++++ DATASET RECORDS
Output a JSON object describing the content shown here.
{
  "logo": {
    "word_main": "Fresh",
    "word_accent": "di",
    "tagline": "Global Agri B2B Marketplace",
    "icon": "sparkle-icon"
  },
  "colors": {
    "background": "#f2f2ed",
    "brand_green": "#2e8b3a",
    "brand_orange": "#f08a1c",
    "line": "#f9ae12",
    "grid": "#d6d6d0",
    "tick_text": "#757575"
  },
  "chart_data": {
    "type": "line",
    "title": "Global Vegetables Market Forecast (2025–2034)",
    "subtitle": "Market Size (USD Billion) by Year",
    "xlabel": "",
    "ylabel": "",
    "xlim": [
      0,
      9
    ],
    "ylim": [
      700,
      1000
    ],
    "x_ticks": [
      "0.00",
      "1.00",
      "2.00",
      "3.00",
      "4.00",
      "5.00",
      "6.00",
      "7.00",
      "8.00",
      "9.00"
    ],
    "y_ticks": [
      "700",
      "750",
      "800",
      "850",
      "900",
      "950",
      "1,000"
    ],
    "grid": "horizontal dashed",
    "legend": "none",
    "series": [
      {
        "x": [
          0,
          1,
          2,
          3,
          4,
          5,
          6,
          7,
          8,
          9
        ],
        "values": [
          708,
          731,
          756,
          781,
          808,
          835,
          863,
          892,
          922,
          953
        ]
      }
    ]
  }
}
++++++++
INSTRUCTIONS TO FOLLOW: Find the lines of the material that hold the word "grid" and report their count alone.

TASK RESULT: 2